### Task prompt
Count every line that has the word "đường" in it; give no more than the number.

(Dataset items)
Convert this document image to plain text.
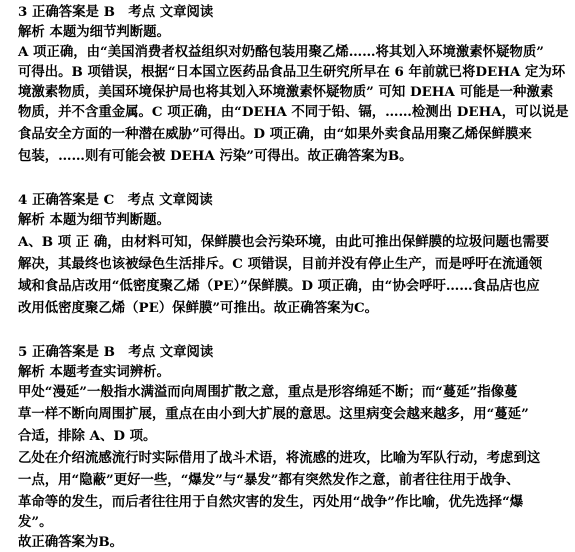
3 正确答案是 B　考点 文章阅读
解析 本题为细节判断题。
A 项正确，由“美国消费者权益组织对奶酪包装用聚乙烯……将其划入环境激素怀疑物质”
可得出。B 项错误，根据“日本国立医药品食品卫生研究所早在 6 年前就已将DEHA 定为环
境激素物质，美国环境保护局也将其划入环境激素怀疑物质” 可知 DEHA 可能是一种激素
物质，并不含重金属。C 项正确，由“DEHA 不同于铅、镉，……检测出 DEHA，可以说是
食品安全方面的一种潜在威胁”可得出。D 项正确，由“如果外卖食品用聚乙烯保鲜膜来
包装，……则有可能会被 DEHA 污染”可得出。故正确答案为B。
4 正确答案是 C　考点 文章阅读
解析 本题为细节判断题。
A、B 项 正 确，由材料可知，保鲜膜也会污染环境，由此可推出保鲜膜的垃圾问题也需要
解决，其最终也该被绿色生活排斥。C 项错误，目前并没有停止生产，而是呼吁在流通领
域和食品店改用“低密度聚乙烯（PE）”保鲜膜。D 项正确，由“协会呼吁……食品店也应
改用低密度聚乙烯（PE）保鲜膜”可推出。故正确答案为C。
5 正确答案是 B　考点 文章阅读
解析 本题考查实词辨析。
甲处“漫延”一般指水满溢而向周围扩散之意，重点是形容绵延不断；而“蔓延”指像蔓
草一样不断向周围扩展，重点在由小到大扩展的意思。这里病变会越来越多，用“蔓延”
合适，排除 A、D 项。
乙处在介绍流感流行时实际借用了战斗术语，将流感的进攻，比喻为军队行动，考虑到这
一点，用“隐蔽”更好一些，“爆发”与“暴发”都有突然发作之意，前者往往用于战争、
革命等的发生，而后者往往用于自然灾害的发生，丙处用“战争”作比喻，优先选择“爆
发”。
故正确答案为B。
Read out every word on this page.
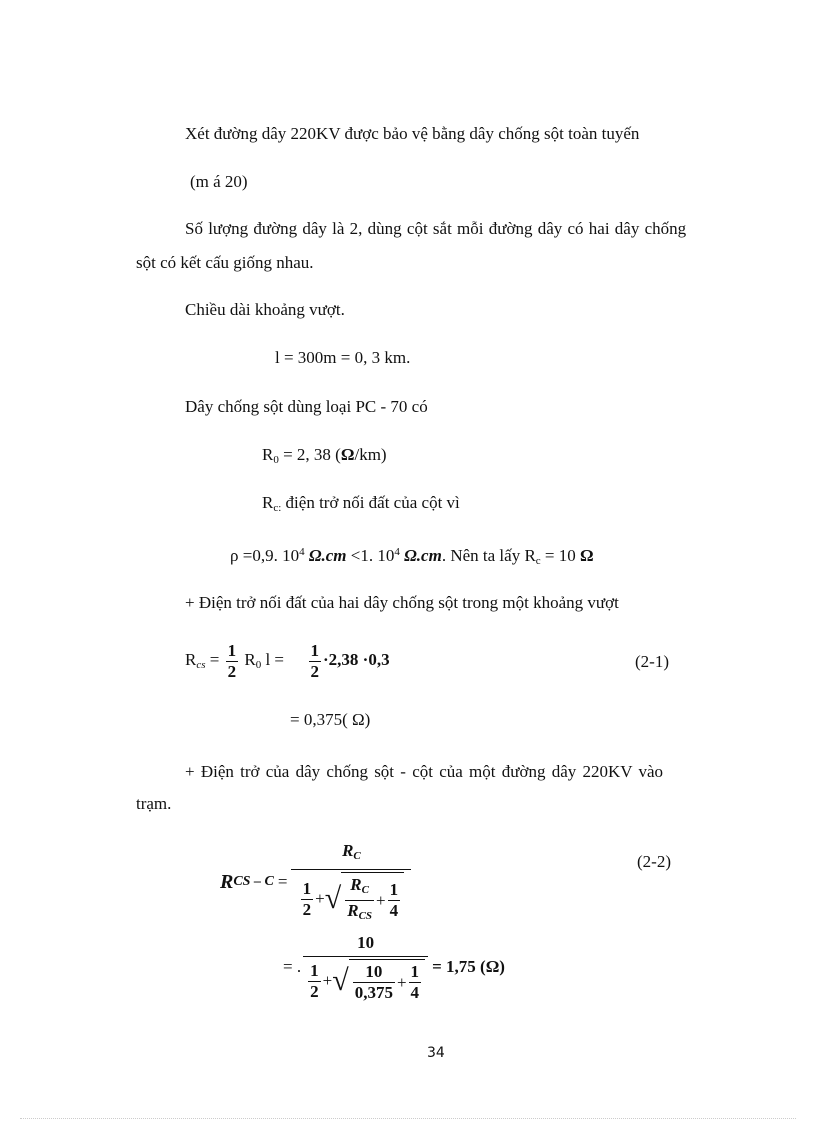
Xét đường dây 220KV được bảo vệ bằng dây chống sột toàn tuyến
(m á 20)
Số lượng đường dây là 2, dùng cột sắt mỗi đường dây có hai dây chống
sột có kết cấu giống nhau.
Chiều dài khoảng vượt.
l = 300m = 0, 3 km.
Dây chống sột dùng loại PC - 70 có
$R_0 = 2$, 38 (Ω/km)
$R_{c:}$ điện trở nối đất của cột vì
ρ =0,9. $10^4$ Ω.cm <1. $10^4$ Ω.cm. Nên ta lấy $R_c = 10$ Ω
+ Điện trở nối đất của hai dây chống sột trong một khoảng vượt
$R_{cs} = \frac{1}{2} R_0$ $l = \frac{1}{2} \cdot 2,38 \cdot 0,3$	(2-1)
= 0,375( Ω)
+ Điện trở của dây chống sột - cột của một đường dây 220KV vào
trạm.
R CS – C =
$R_C$
$\frac{1}{2}$ + √ $\frac{R_C}{R_{CS}} + \frac{1}{4}$
(2-2)
= .
10
$\frac{1}{2}$ + √ $\frac{10}{0,375} + \frac{1}{4} = 1,75$ (Ω)
34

### Answer in full
3